- _SET EXERCISE_:
Gather every line of the records that contains the string "reject", matching case exactly, and copy each of those lines.

## START

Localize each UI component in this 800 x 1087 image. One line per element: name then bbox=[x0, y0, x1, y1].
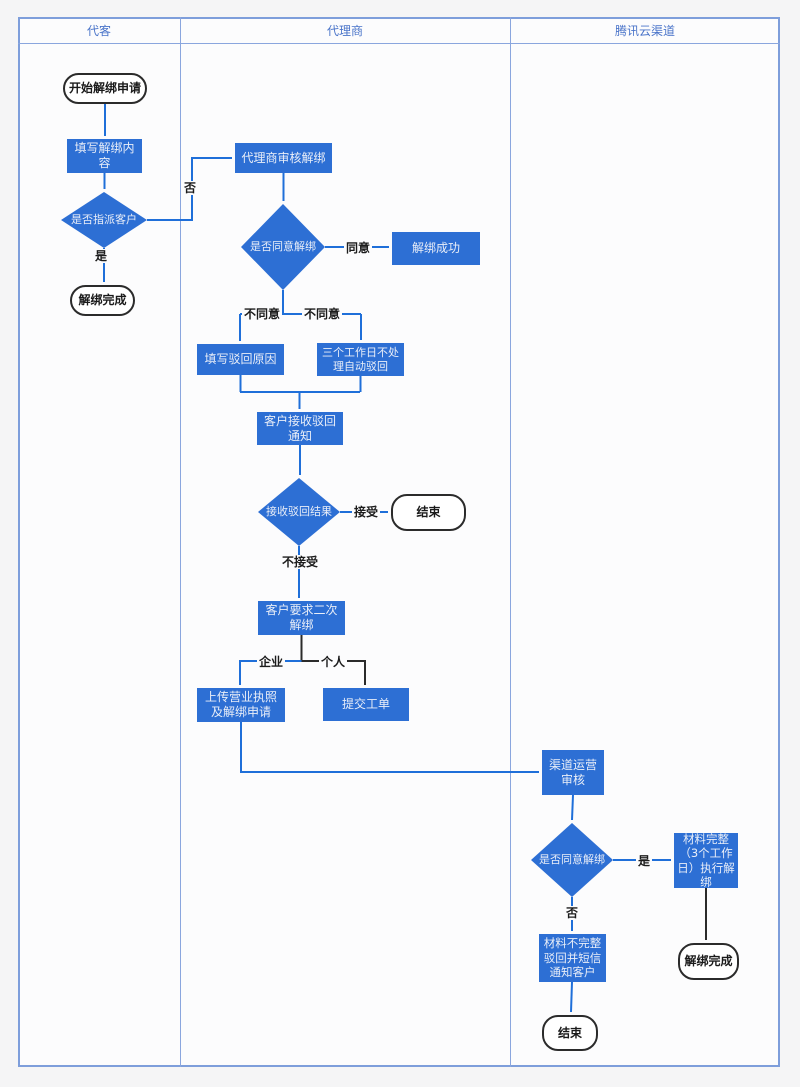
lane-header-tencent-channel: 腾讯云渠道 bbox=[614, 23, 675, 38]
edge-label-disagree-right: 不同意 bbox=[301, 307, 343, 321]
start-node: 开始解绑申请 bbox=[63, 73, 147, 104]
second-unbind-request-node: 客户要求二次解绑 bbox=[258, 601, 345, 635]
unbind-success-node: 解绑成功 bbox=[392, 232, 480, 265]
edge-label-agree: 同意 bbox=[343, 241, 373, 255]
fill-unbind-content-node: 填写解绑内容 bbox=[67, 139, 142, 173]
upload-license-node: 上传营业执照及解绑申请 bbox=[197, 688, 285, 722]
unbind-complete-customer-node: 解绑完成 bbox=[70, 285, 135, 316]
edge-label-enterprise: 企业 bbox=[256, 655, 286, 669]
edge-label-accept: 接受 bbox=[351, 505, 381, 519]
end-incomplete-node: 结束 bbox=[542, 1015, 598, 1051]
end-accept-node: 结束 bbox=[391, 494, 466, 531]
edge-label-disagree-left: 不同意 bbox=[241, 307, 283, 321]
material-incomplete-node: 材料不完整驳回并短信通知客户 bbox=[539, 934, 606, 982]
lane-divider-2 bbox=[510, 17, 511, 1067]
unbind-complete-channel-node: 解绑完成 bbox=[678, 943, 739, 980]
customer-receive-notice-node: 客户接收驳回通知 bbox=[257, 412, 343, 445]
swimlane-pool bbox=[18, 17, 780, 1067]
lane-header-divider bbox=[18, 43, 780, 44]
agent-review-node: 代理商审核解绑 bbox=[235, 143, 332, 173]
fill-reject-reason-node: 填写驳回原因 bbox=[197, 344, 284, 375]
submit-ticket-node: 提交工单 bbox=[323, 688, 409, 721]
lane-header-agent: 代理商 bbox=[326, 23, 363, 38]
edge-label-personal: 个人 bbox=[318, 655, 348, 669]
edge-label-not-accept: 不接受 bbox=[279, 555, 321, 569]
lane-divider-1 bbox=[180, 17, 181, 1067]
edge-label-channel-yes: 是 bbox=[635, 854, 653, 868]
lane-header-customer: 代客 bbox=[86, 23, 111, 38]
auto-reject-node: 三个工作日不处理自动驳回 bbox=[317, 343, 404, 376]
channel-ops-review-node: 渠道运营审核 bbox=[542, 750, 604, 795]
edge-label-yes-assign: 是 bbox=[92, 249, 110, 263]
edge-label-no-assign: 否 bbox=[181, 181, 199, 195]
edge-label-channel-no: 否 bbox=[563, 906, 581, 920]
material-complete-node: 材料完整（3个工作日）执行解绑 bbox=[674, 832, 738, 889]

## END

- _SOLUTION TO THE EXERCISE_:
fill-reject-reason-node: 填写驳回原因 bbox=[197, 344, 284, 375]
auto-reject-node: 三个工作日不处理自动驳回 bbox=[317, 343, 404, 376]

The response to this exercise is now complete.